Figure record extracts
○ ○ ○ ○
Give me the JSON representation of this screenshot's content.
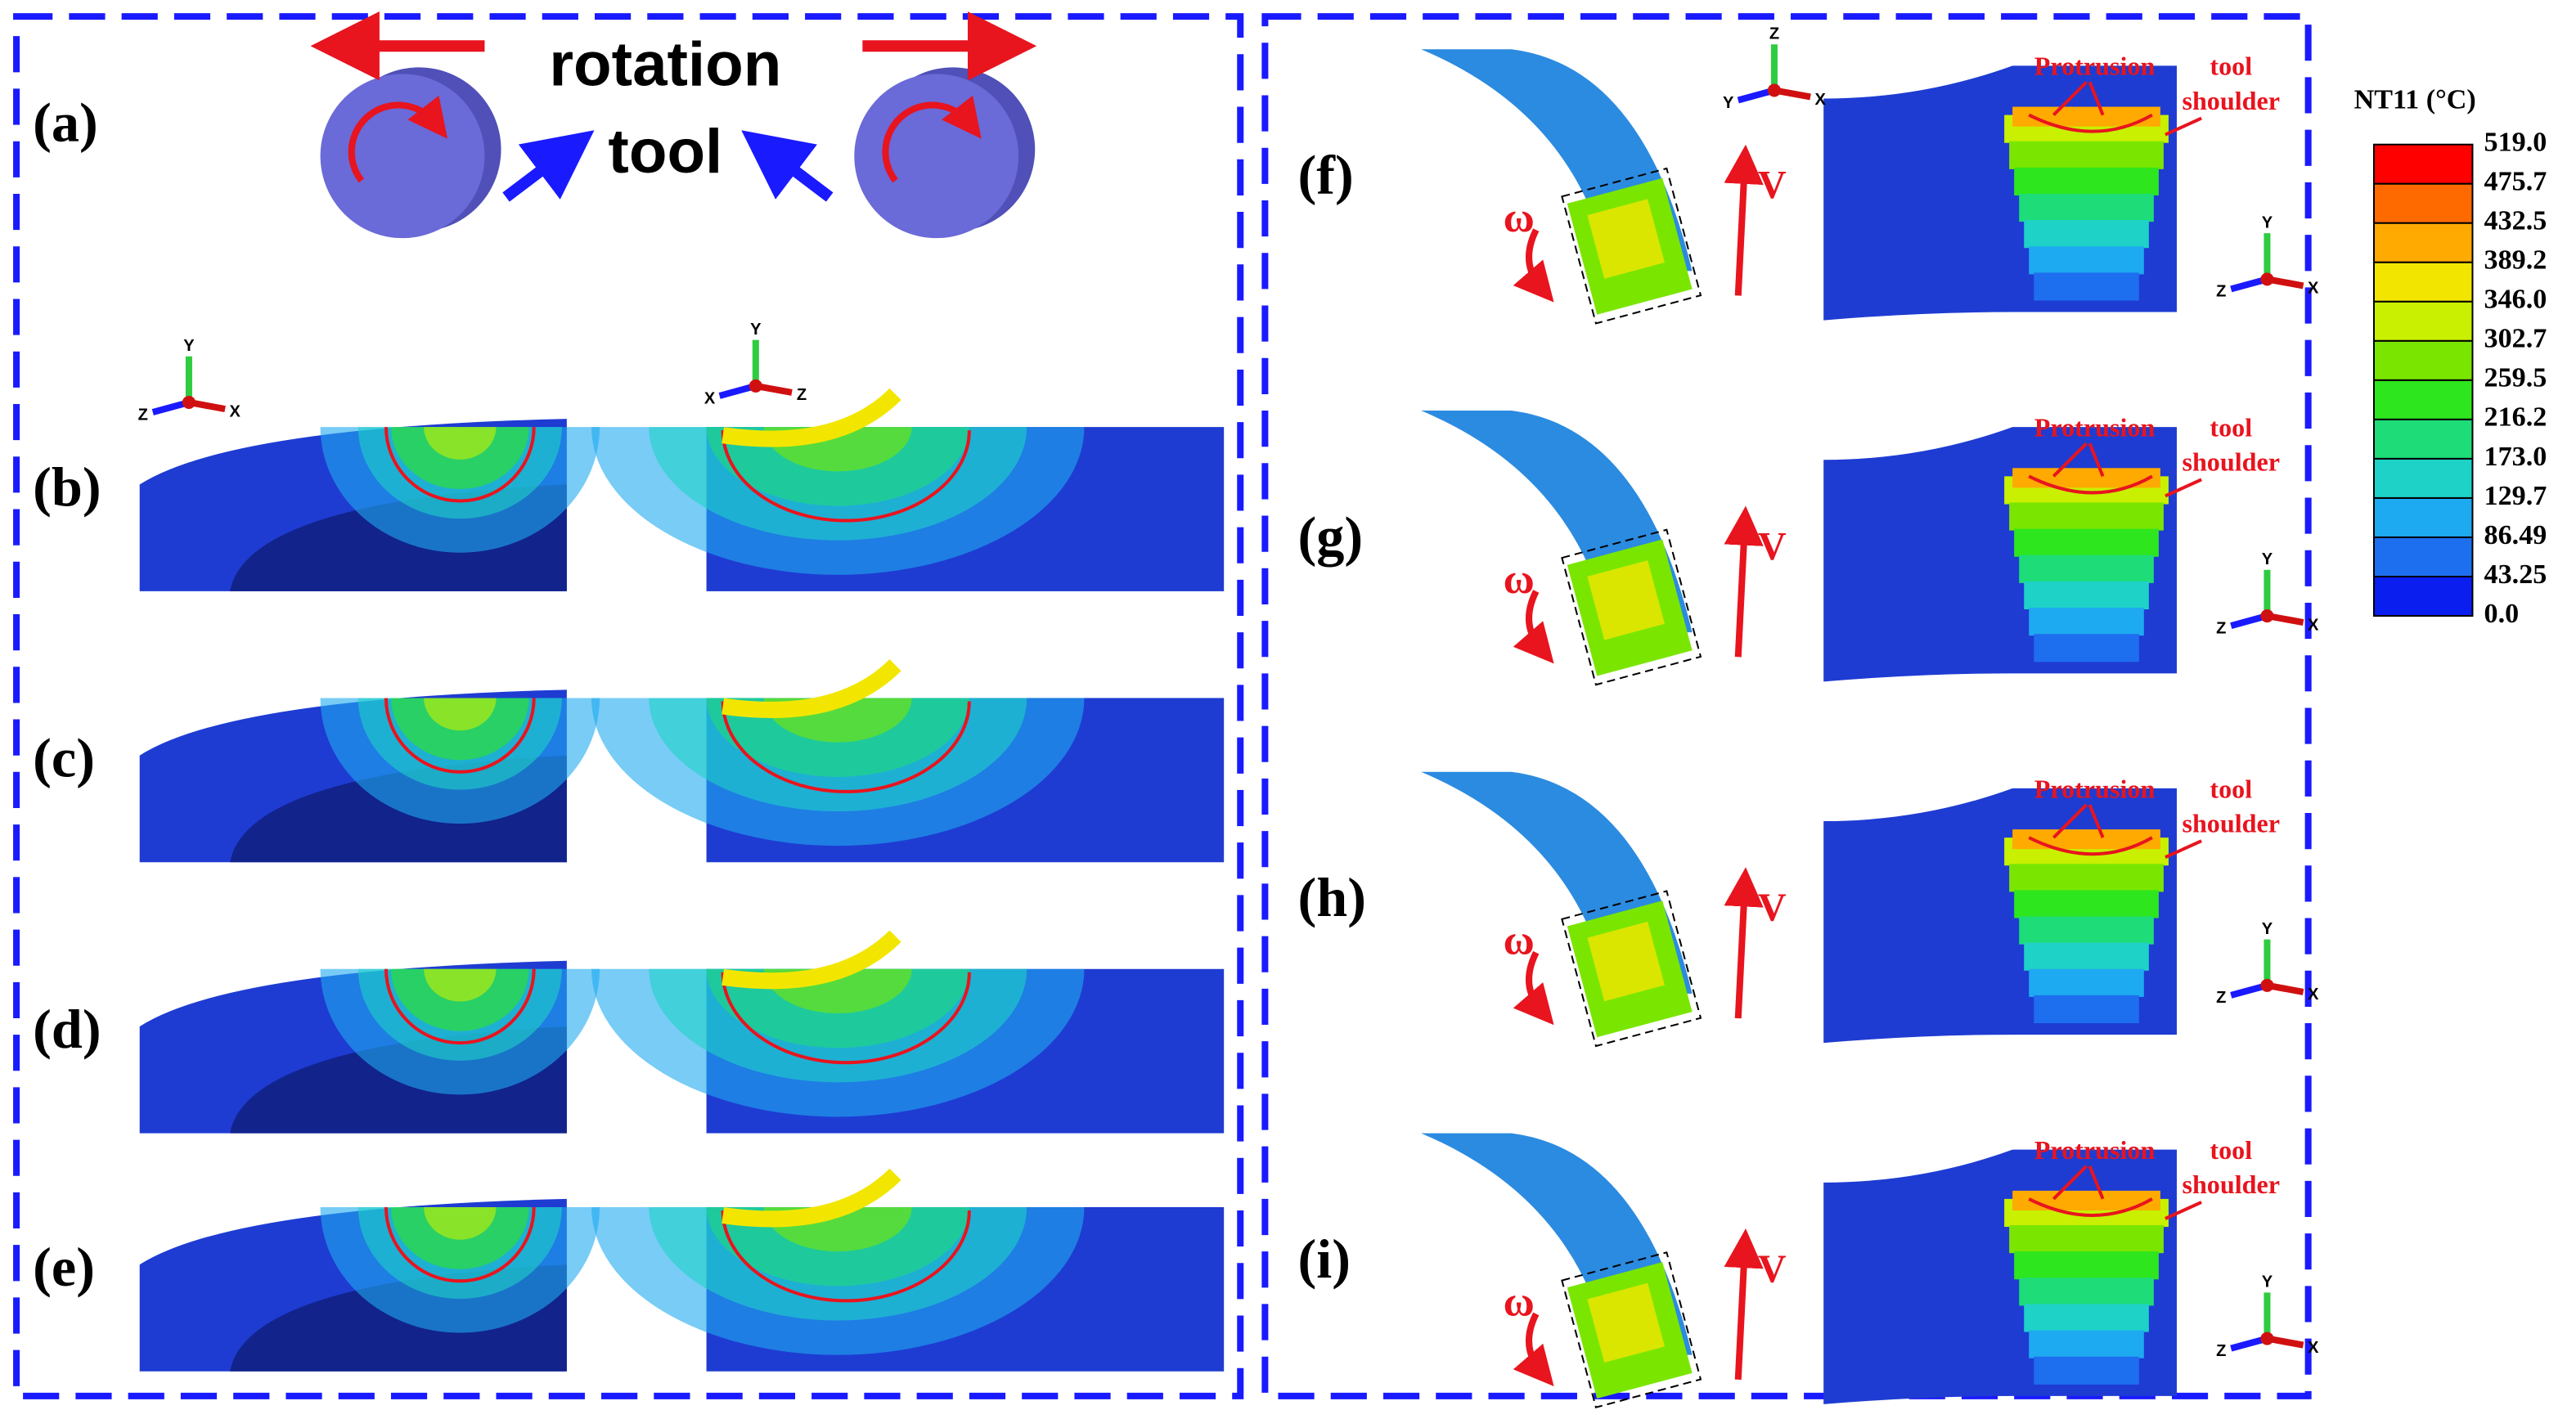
{
  "left_panel": {
    "labels": [
      "(a)",
      "(b)",
      "(c)",
      "(d)",
      "(e)"
    ],
    "rotation": "rotation",
    "tool": "tool"
  },
  "right_panel": {
    "rows": [
      {
        "label": "(f)",
        "omega": "ω",
        "v": "V",
        "protrusion": "Protrusion",
        "tool": "tool",
        "shoulder": "shoulder"
      },
      {
        "label": "(g)",
        "omega": "ω",
        "v": "V",
        "protrusion": "Protrusion",
        "tool": "tool",
        "shoulder": "shoulder"
      },
      {
        "label": "(h)",
        "omega": "ω",
        "v": "V",
        "protrusion": "Protrusion",
        "tool": "tool",
        "shoulder": "shoulder"
      },
      {
        "label": "(i)",
        "omega": "ω",
        "v": "V",
        "protrusion": "Protrusion",
        "tool": "tool",
        "shoulder": "shoulder"
      }
    ]
  },
  "legend": {
    "title": "NT11 (°C)",
    "ticks": [
      "519.0",
      "475.7",
      "432.5",
      "389.2",
      "346.0",
      "302.7",
      "259.5",
      "216.2",
      "173.0",
      "129.7",
      "86.49",
      "43.25",
      "0.0"
    ],
    "colors": [
      "#ff0000",
      "#ff6a00",
      "#ffaa00",
      "#f2e600",
      "#c8f000",
      "#7ae600",
      "#2ee61e",
      "#1edc78",
      "#1ed2c8",
      "#1eaaf0",
      "#1e6ef0",
      "#0a1ef0"
    ]
  },
  "triads": [
    [
      "Y",
      "Z",
      "X"
    ],
    [
      "Y",
      "X",
      "Z"
    ],
    [
      "Z",
      "Y",
      "X"
    ],
    [
      "Y",
      "Z",
      "X"
    ],
    [
      "Y",
      "Z",
      "X"
    ],
    [
      "Y",
      "Z",
      "X"
    ],
    [
      "Y",
      "Z",
      "X"
    ]
  ]
}
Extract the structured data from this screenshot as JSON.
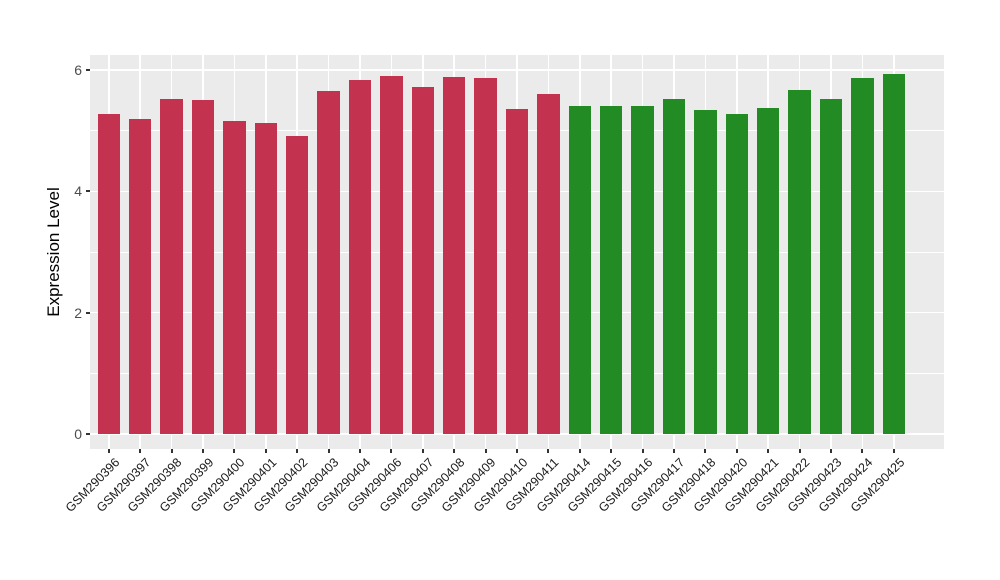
{
  "chart_data": {
    "type": "bar",
    "title": "",
    "xlabel": "",
    "ylabel": "Expression Level",
    "ylim": [
      -0.25,
      6.25
    ],
    "y_ticks": [
      0,
      2,
      4,
      6
    ],
    "y_minor_gridlines": [
      1,
      3,
      5
    ],
    "grid": true,
    "legend": false,
    "panel_background": "#EBEBEB",
    "gridline_color": "#FFFFFF",
    "axis_text_color": "#4D4D4D",
    "group_colors": {
      "left_group": "#C3324E",
      "right_group": "#238B23"
    },
    "bars": [
      {
        "label": "GSM290396",
        "value": 5.27,
        "group": "left_group"
      },
      {
        "label": "GSM290397",
        "value": 5.2,
        "group": "left_group"
      },
      {
        "label": "GSM290398",
        "value": 5.52,
        "group": "left_group"
      },
      {
        "label": "GSM290399",
        "value": 5.51,
        "group": "left_group"
      },
      {
        "label": "GSM290400",
        "value": 5.16,
        "group": "left_group"
      },
      {
        "label": "GSM290401",
        "value": 5.12,
        "group": "left_group"
      },
      {
        "label": "GSM290402",
        "value": 4.92,
        "group": "left_group"
      },
      {
        "label": "GSM290403",
        "value": 5.65,
        "group": "left_group"
      },
      {
        "label": "GSM290404",
        "value": 5.83,
        "group": "left_group"
      },
      {
        "label": "GSM290406",
        "value": 5.91,
        "group": "left_group"
      },
      {
        "label": "GSM290407",
        "value": 5.72,
        "group": "left_group"
      },
      {
        "label": "GSM290408",
        "value": 5.89,
        "group": "left_group"
      },
      {
        "label": "GSM290409",
        "value": 5.87,
        "group": "left_group"
      },
      {
        "label": "GSM290410",
        "value": 5.36,
        "group": "left_group"
      },
      {
        "label": "GSM290411",
        "value": 5.6,
        "group": "left_group"
      },
      {
        "label": "GSM290414",
        "value": 5.41,
        "group": "right_group"
      },
      {
        "label": "GSM290415",
        "value": 5.41,
        "group": "right_group"
      },
      {
        "label": "GSM290416",
        "value": 5.41,
        "group": "right_group"
      },
      {
        "label": "GSM290417",
        "value": 5.53,
        "group": "right_group"
      },
      {
        "label": "GSM290418",
        "value": 5.35,
        "group": "right_group"
      },
      {
        "label": "GSM290420",
        "value": 5.28,
        "group": "right_group"
      },
      {
        "label": "GSM290421",
        "value": 5.37,
        "group": "right_group"
      },
      {
        "label": "GSM290422",
        "value": 5.68,
        "group": "right_group"
      },
      {
        "label": "GSM290423",
        "value": 5.52,
        "group": "right_group"
      },
      {
        "label": "GSM290424",
        "value": 5.87,
        "group": "right_group"
      },
      {
        "label": "GSM290425",
        "value": 5.94,
        "group": "right_group"
      }
    ]
  }
}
○ ○ ○ ○
Retype each record exactly as it stands, but do not include the pictures.

Give me the JSON representation of this screenshot's content.
{
  "left_panel": {
    "labels": [
      "(a)",
      "(b)",
      "(c)",
      "(d)",
      "(e)"
    ],
    "rotation": "rotation",
    "tool": "tool"
  },
  "right_panel": {
    "rows": [
      {
        "label": "(f)",
        "omega": "ω",
        "v": "V",
        "protrusion": "Protrusion",
        "tool": "tool",
        "shoulder": "shoulder"
      },
      {
        "label": "(g)",
        "omega": "ω",
        "v": "V",
        "protrusion": "Protrusion",
        "tool": "tool",
        "shoulder": "shoulder"
      },
      {
        "label": "(h)",
        "omega": "ω",
        "v": "V",
        "protrusion": "Protrusion",
        "tool": "tool",
        "shoulder": "shoulder"
      },
      {
        "label": "(i)",
        "omega": "ω",
        "v": "V",
        "protrusion": "Protrusion",
        "tool": "tool",
        "shoulder": "shoulder"
      }
    ]
  },
  "legend": {
    "title": "NT11 (°C)",
    "ticks": [
      "519.0",
      "475.7",
      "432.5",
      "389.2",
      "346.0",
      "302.7",
      "259.5",
      "216.2",
      "173.0",
      "129.7",
      "86.49",
      "43.25",
      "0.0"
    ],
    "colors": [
      "#ff0000",
      "#ff6a00",
      "#ffaa00",
      "#f2e600",
      "#c8f000",
      "#7ae600",
      "#2ee61e",
      "#1edc78",
      "#1ed2c8",
      "#1eaaf0",
      "#1e6ef0",
      "#0a1ef0"
    ]
  },
  "triads": [
    [
      "Y",
      "Z",
      "X"
    ],
    [
      "Y",
      "X",
      "Z"
    ],
    [
      "Z",
      "Y",
      "X"
    ],
    [
      "Y",
      "Z",
      "X"
    ],
    [
      "Y",
      "Z",
      "X"
    ],
    [
      "Y",
      "Z",
      "X"
    ],
    [
      "Y",
      "Z",
      "X"
    ]
  ]
}
Extract the structured data from this screenshot as JSON.
{
  "chart_data": {
    "type": "bar",
    "title": "",
    "xlabel": "",
    "ylabel": "Expression Level",
    "ylim": [
      -0.25,
      6.25
    ],
    "y_ticks": [
      0,
      2,
      4,
      6
    ],
    "y_minor_gridlines": [
      1,
      3,
      5
    ],
    "grid": true,
    "legend": false,
    "panel_background": "#EBEBEB",
    "gridline_color": "#FFFFFF",
    "axis_text_color": "#4D4D4D",
    "group_colors": {
      "left_group": "#C3324E",
      "right_group": "#238B23"
    },
    "bars": [
      {
        "label": "GSM290396",
        "value": 5.27,
        "group": "left_group"
      },
      {
        "label": "GSM290397",
        "value": 5.2,
        "group": "left_group"
      },
      {
        "label": "GSM290398",
        "value": 5.52,
        "group": "left_group"
      },
      {
        "label": "GSM290399",
        "value": 5.51,
        "group": "left_group"
      },
      {
        "label": "GSM290400",
        "value": 5.16,
        "group": "left_group"
      },
      {
        "label": "GSM290401",
        "value": 5.12,
        "group": "left_group"
      },
      {
        "label": "GSM290402",
        "value": 4.92,
        "group": "left_group"
      },
      {
        "label": "GSM290403",
        "value": 5.65,
        "group": "left_group"
      },
      {
        "label": "GSM290404",
        "value": 5.83,
        "group": "left_group"
      },
      {
        "label": "GSM290406",
        "value": 5.91,
        "group": "left_group"
      },
      {
        "label": "GSM290407",
        "value": 5.72,
        "group": "left_group"
      },
      {
        "label": "GSM290408",
        "value": 5.89,
        "group": "left_group"
      },
      {
        "label": "GSM290409",
        "value": 5.87,
        "group": "left_group"
      },
      {
        "label": "GSM290410",
        "value": 5.36,
        "group": "left_group"
      },
      {
        "label": "GSM290411",
        "value": 5.6,
        "group": "left_group"
      },
      {
        "label": "GSM290414",
        "value": 5.41,
        "group": "right_group"
      },
      {
        "label": "GSM290415",
        "value": 5.41,
        "group": "right_group"
      },
      {
        "label": "GSM290416",
        "value": 5.41,
        "group": "right_group"
      },
      {
        "label": "GSM290417",
        "value": 5.53,
        "group": "right_group"
      },
      {
        "label": "GSM290418",
        "value": 5.35,
        "group": "right_group"
      },
      {
        "label": "GSM290420",
        "value": 5.28,
        "group": "right_group"
      },
      {
        "label": "GSM290421",
        "value": 5.37,
        "group": "right_group"
      },
      {
        "label": "GSM290422",
        "value": 5.68,
        "group": "right_group"
      },
      {
        "label": "GSM290423",
        "value": 5.52,
        "group": "right_group"
      },
      {
        "label": "GSM290424",
        "value": 5.87,
        "group": "right_group"
      },
      {
        "label": "GSM290425",
        "value": 5.94,
        "group": "right_group"
      }
    ]
  }
}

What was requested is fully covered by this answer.